─── Working data

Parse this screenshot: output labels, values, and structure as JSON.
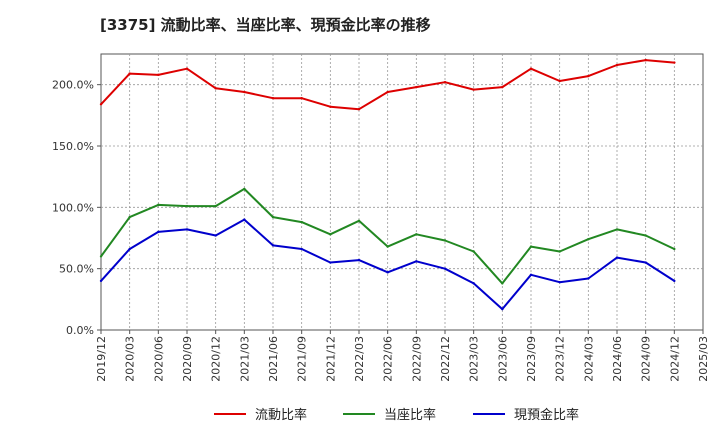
{
  "chart_data": {
    "type": "line",
    "title": "[3375]  流動比率、当座比率、現預金比率の推移",
    "xlabel": "",
    "ylabel": "",
    "ylim": [
      0,
      225
    ],
    "yticks": [
      0,
      50,
      100,
      150,
      200
    ],
    "ytick_labels": [
      "0.0%",
      "50.0%",
      "100.0%",
      "150.0%",
      "200.0%"
    ],
    "x_tick_labels": [
      "2019/12",
      "2020/03",
      "2020/06",
      "2020/09",
      "2020/12",
      "2021/03",
      "2021/06",
      "2021/09",
      "2021/12",
      "2022/03",
      "2022/06",
      "2022/09",
      "2022/12",
      "2023/03",
      "2023/06",
      "2023/09",
      "2023/12",
      "2024/03",
      "2024/06",
      "2024/09",
      "2024/12",
      "2025/03"
    ],
    "categories": [
      "2019/12",
      "2020/03",
      "2020/06",
      "2020/09",
      "2020/12",
      "2021/03",
      "2021/06",
      "2021/09",
      "2021/12",
      "2022/03",
      "2022/06",
      "2022/09",
      "2022/12",
      "2023/03",
      "2023/06",
      "2023/09",
      "2023/12",
      "2024/03",
      "2024/06",
      "2024/09",
      "2024/12"
    ],
    "grid": true,
    "legend_position": "bottom",
    "series": [
      {
        "name": "流動比率",
        "color": "#dd0000",
        "values": [
          184,
          209,
          208,
          213,
          197,
          194,
          189,
          189,
          182,
          180,
          194,
          198,
          202,
          196,
          198,
          213,
          203,
          207,
          216,
          220,
          218
        ]
      },
      {
        "name": "当座比率",
        "color": "#228822",
        "values": [
          60,
          92,
          102,
          101,
          101,
          115,
          92,
          88,
          78,
          89,
          68,
          78,
          73,
          64,
          38,
          68,
          64,
          74,
          82,
          77,
          66
        ]
      },
      {
        "name": "現預金比率",
        "color": "#0000cc",
        "values": [
          40,
          66,
          80,
          82,
          77,
          90,
          69,
          66,
          55,
          57,
          47,
          56,
          50,
          38,
          17,
          45,
          39,
          42,
          59,
          55,
          40
        ]
      }
    ]
  }
}
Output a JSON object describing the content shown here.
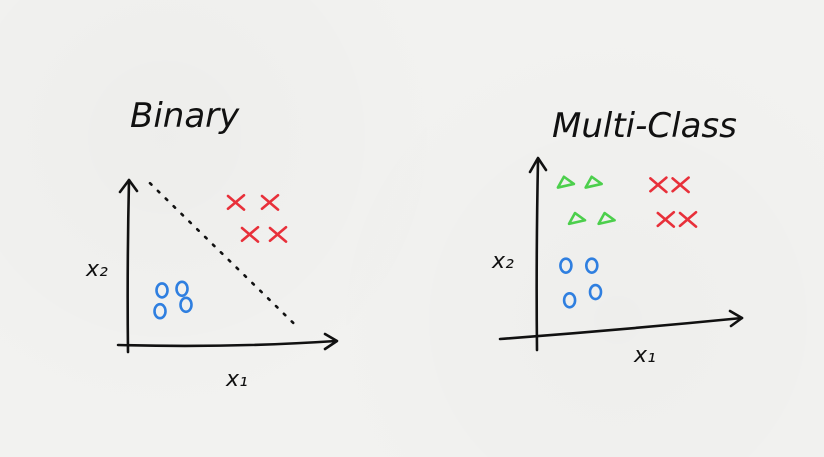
{
  "chart_data": [
    {
      "type": "scatter",
      "title": "Binary",
      "xlabel": "x₁",
      "ylabel": "x₂",
      "xlim": [
        0,
        10
      ],
      "ylim": [
        0,
        10
      ],
      "grid": false,
      "decision_boundary": {
        "style": "dotted",
        "color": "#111111",
        "points": [
          [
            1,
            9.8
          ],
          [
            8.3,
            0.9
          ]
        ]
      },
      "series": [
        {
          "marker": "circle",
          "color": "#2f7fe0",
          "points": [
            [
              1.6,
              3.1
            ],
            [
              2.6,
              3.2
            ],
            [
              1.5,
              1.8
            ],
            [
              2.8,
              2.2
            ]
          ]
        },
        {
          "marker": "x",
          "color": "#e8303a",
          "points": [
            [
              5.3,
              8.6
            ],
            [
              7.0,
              8.6
            ],
            [
              6.0,
              6.6
            ],
            [
              7.4,
              6.6
            ]
          ]
        }
      ]
    },
    {
      "type": "scatter",
      "title": "Multi-Class",
      "xlabel": "x₁",
      "ylabel": "x₂",
      "xlim": [
        0,
        10
      ],
      "ylim": [
        0,
        10
      ],
      "grid": false,
      "series": [
        {
          "marker": "triangle",
          "color": "#4ccf4c",
          "points": [
            [
              1.4,
              8.9
            ],
            [
              2.9,
              8.9
            ],
            [
              2.0,
              6.7
            ],
            [
              3.6,
              6.7
            ]
          ]
        },
        {
          "marker": "x",
          "color": "#e8303a",
          "points": [
            [
              6.4,
              8.8
            ],
            [
              7.6,
              8.8
            ],
            [
              6.8,
              6.7
            ],
            [
              8.0,
              6.7
            ]
          ]
        },
        {
          "marker": "circle",
          "color": "#2f7fe0",
          "points": [
            [
              1.4,
              3.9
            ],
            [
              2.8,
              3.9
            ],
            [
              1.6,
              1.8
            ],
            [
              3.0,
              2.3
            ]
          ]
        }
      ]
    }
  ]
}
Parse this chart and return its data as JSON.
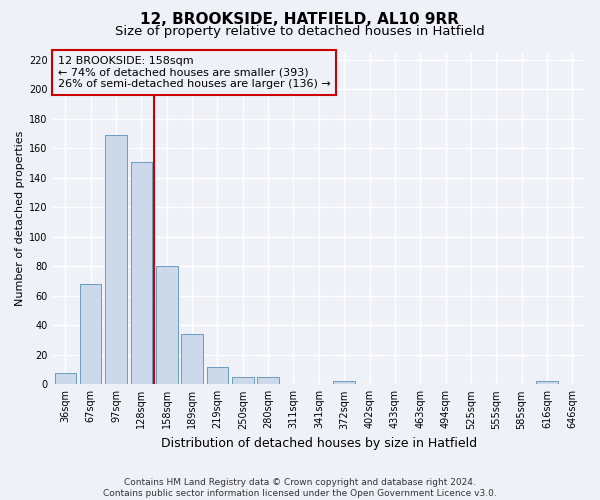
{
  "title": "12, BROOKSIDE, HATFIELD, AL10 9RR",
  "subtitle": "Size of property relative to detached houses in Hatfield",
  "xlabel": "Distribution of detached houses by size in Hatfield",
  "ylabel": "Number of detached properties",
  "categories": [
    "36sqm",
    "67sqm",
    "97sqm",
    "128sqm",
    "158sqm",
    "189sqm",
    "219sqm",
    "250sqm",
    "280sqm",
    "311sqm",
    "341sqm",
    "372sqm",
    "402sqm",
    "433sqm",
    "463sqm",
    "494sqm",
    "525sqm",
    "555sqm",
    "585sqm",
    "616sqm",
    "646sqm"
  ],
  "values": [
    8,
    68,
    169,
    151,
    80,
    34,
    12,
    5,
    5,
    0,
    0,
    2,
    0,
    0,
    0,
    0,
    0,
    0,
    0,
    2,
    0
  ],
  "bar_color": "#ccd9ea",
  "bar_edge_color": "#6a9bbf",
  "vline_x": 3.5,
  "vline_color": "#cc0000",
  "annotation_text": "12 BROOKSIDE: 158sqm\n← 74% of detached houses are smaller (393)\n26% of semi-detached houses are larger (136) →",
  "annotation_box_color": "#cc0000",
  "ylim": [
    0,
    225
  ],
  "yticks": [
    0,
    20,
    40,
    60,
    80,
    100,
    120,
    140,
    160,
    180,
    200,
    220
  ],
  "background_color": "#eef2f8",
  "grid_color": "#ffffff",
  "footnote": "Contains HM Land Registry data © Crown copyright and database right 2024.\nContains public sector information licensed under the Open Government Licence v3.0.",
  "title_fontsize": 11,
  "subtitle_fontsize": 9.5,
  "xlabel_fontsize": 9,
  "ylabel_fontsize": 8,
  "tick_fontsize": 7,
  "annotation_fontsize": 8,
  "footnote_fontsize": 6.5
}
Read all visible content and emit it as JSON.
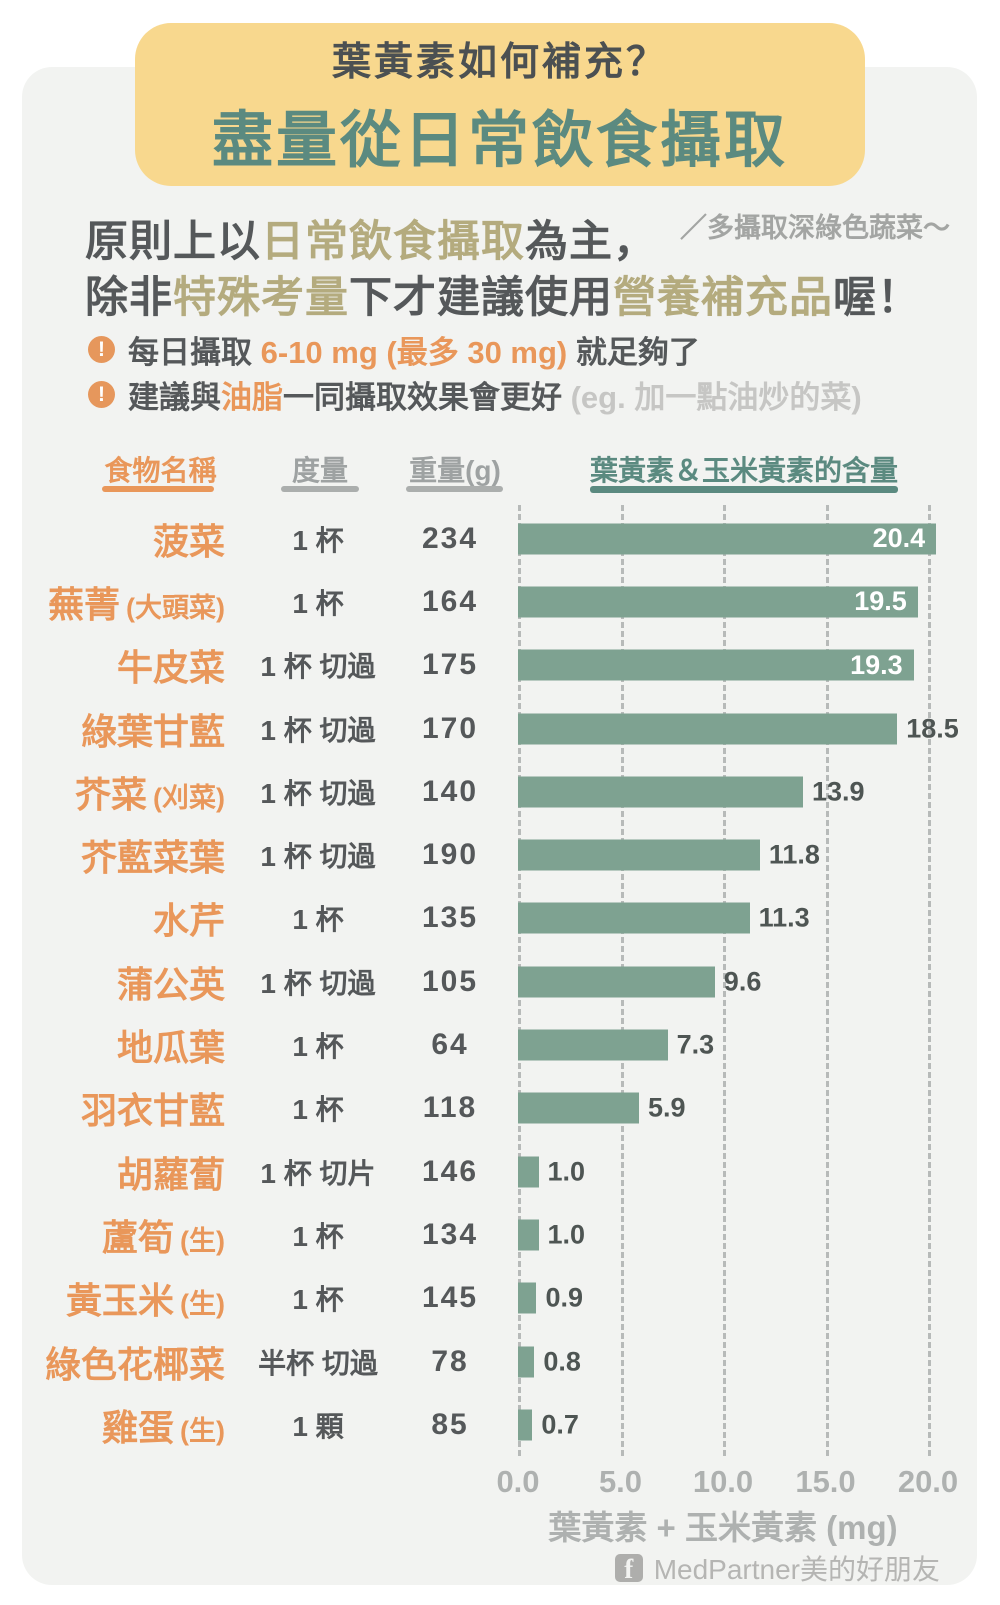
{
  "banner": {
    "subtitle": "葉黃素如何補充？",
    "title": "盡量從日常飲食攝取"
  },
  "intro": {
    "line1": [
      {
        "text": "原則上以",
        "color": "dark"
      },
      {
        "text": "日常飲食攝取",
        "color": "olive"
      },
      {
        "text": "為主，",
        "color": "dark"
      }
    ],
    "line2": [
      {
        "text": "除非",
        "color": "dark"
      },
      {
        "text": "特殊考量",
        "color": "olive"
      },
      {
        "text": "下才建議使用",
        "color": "dark"
      },
      {
        "text": "營養補充品",
        "color": "olive"
      },
      {
        "text": "喔！",
        "color": "dark"
      }
    ],
    "annotation": "／多攝取深綠色蔬菜～"
  },
  "notes": [
    {
      "icon": "exclamation-icon",
      "icon_glyph": "!",
      "segments": [
        {
          "text": "每日攝取 ",
          "color": "dark"
        },
        {
          "text": "6-10 mg (最多 30 mg)",
          "color": "orange"
        },
        {
          "text": " 就足夠了",
          "color": "dark"
        }
      ]
    },
    {
      "icon": "exclamation-icon",
      "icon_glyph": "!",
      "segments": [
        {
          "text": "建議與",
          "color": "dark"
        },
        {
          "text": "油脂",
          "color": "orange"
        },
        {
          "text": "一同攝取效果會更好",
          "color": "dark"
        },
        {
          "text": " (eg. 加一點油炒的菜)",
          "color": "light"
        }
      ]
    }
  ],
  "table": {
    "headers": {
      "food": "食物名稱",
      "measure": "度量",
      "weight": "重量(g)",
      "chart": "葉黃素＆玉米黃素的含量"
    },
    "rows": [
      {
        "food": "菠菜",
        "note": "",
        "measure": "1 杯",
        "weight": "234",
        "value": 20.4,
        "label_inside": true
      },
      {
        "food": "蕪菁",
        "note": "(大頭菜)",
        "measure": "1 杯",
        "weight": "164",
        "value": 19.5,
        "label_inside": true
      },
      {
        "food": "牛皮菜",
        "note": "",
        "measure": "1 杯 切過",
        "weight": "175",
        "value": 19.3,
        "label_inside": true
      },
      {
        "food": "綠葉甘藍",
        "note": "",
        "measure": "1 杯 切過",
        "weight": "170",
        "value": 18.5,
        "label_inside": false
      },
      {
        "food": "芥菜",
        "note": "(刈菜)",
        "measure": "1 杯 切過",
        "weight": "140",
        "value": 13.9,
        "label_inside": false
      },
      {
        "food": "芥藍菜葉",
        "note": "",
        "measure": "1 杯 切過",
        "weight": "190",
        "value": 11.8,
        "label_inside": false
      },
      {
        "food": "水芹",
        "note": "",
        "measure": "1 杯",
        "weight": "135",
        "value": 11.3,
        "label_inside": false
      },
      {
        "food": "蒲公英",
        "note": "",
        "measure": "1 杯 切過",
        "weight": "105",
        "value": 9.6,
        "label_inside": false
      },
      {
        "food": "地瓜葉",
        "note": "",
        "measure": "1 杯",
        "weight": "64",
        "value": 7.3,
        "label_inside": false
      },
      {
        "food": "羽衣甘藍",
        "note": "",
        "measure": "1 杯",
        "weight": "118",
        "value": 5.9,
        "label_inside": false
      },
      {
        "food": "胡蘿蔔",
        "note": "",
        "measure": "1 杯 切片",
        "weight": "146",
        "value": 1.0,
        "label_inside": false
      },
      {
        "food": "蘆筍",
        "note": "(生)",
        "measure": "1 杯",
        "weight": "134",
        "value": 1.0,
        "label_inside": false
      },
      {
        "food": "黃玉米",
        "note": "(生)",
        "measure": "1 杯",
        "weight": "145",
        "value": 0.9,
        "label_inside": false
      },
      {
        "food": "綠色花椰菜",
        "note": "",
        "measure": "半杯 切過",
        "weight": "78",
        "value": 0.8,
        "label_inside": false
      },
      {
        "food": "雞蛋",
        "note": "(生)",
        "measure": "1 顆",
        "weight": "85",
        "value": 0.7,
        "label_inside": false
      }
    ]
  },
  "chart_data": {
    "type": "bar",
    "orientation": "horizontal",
    "title": "葉黃素＆玉米黃素的含量",
    "xlabel": "葉黃素 + 玉米黃素 (mg)",
    "xlim": [
      0,
      20
    ],
    "xticks": [
      0,
      5,
      10,
      15,
      20
    ],
    "xtick_labels": [
      "0.0",
      "5.0",
      "10.0",
      "15.0",
      "20.0"
    ],
    "grid": "dashed-vertical",
    "categories": [
      "菠菜",
      "蕪菁 (大頭菜)",
      "牛皮菜",
      "綠葉甘藍",
      "芥菜 (刈菜)",
      "芥藍菜葉",
      "水芹",
      "蒲公英",
      "地瓜葉",
      "羽衣甘藍",
      "胡蘿蔔",
      "蘆筍 (生)",
      "黃玉米 (生)",
      "綠色花椰菜",
      "雞蛋 (生)"
    ],
    "values": [
      20.4,
      19.5,
      19.3,
      18.5,
      13.9,
      11.8,
      11.3,
      9.6,
      7.3,
      5.9,
      1.0,
      1.0,
      0.9,
      0.8,
      0.7
    ]
  },
  "axis": {
    "title": "葉黃素 + 玉米黃素 (mg)"
  },
  "footer": {
    "brand": "MedPartner美的好朋友",
    "fb_glyph": "f"
  },
  "colors": {
    "card_bg": "#F2F3F1",
    "banner_bg": "#F8D88E",
    "teal": "#5B8A80",
    "charcoal": "#4B5052",
    "dark_text": "#55585A",
    "olive": "#B4AB7E",
    "orange": "#E9975A",
    "bar_green": "#7EA291",
    "gridline": "#B7BAB9",
    "axis_gray": "#AEB1B0",
    "footer_gray": "#B5B5B3"
  }
}
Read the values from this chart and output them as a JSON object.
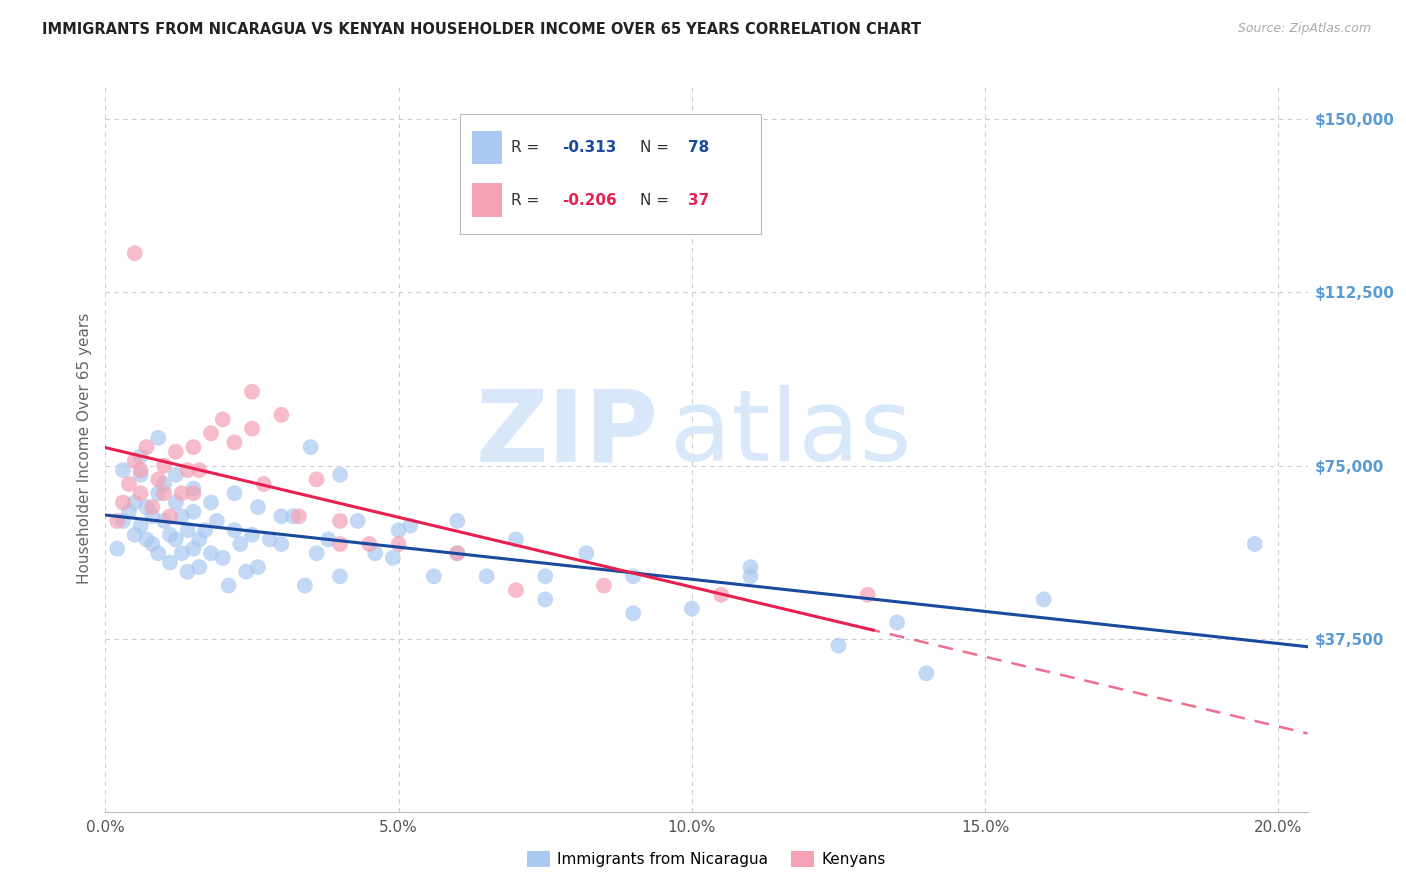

──────

Goal of the exercise —
Report only the count of lines that include the string "this".

The reply —
3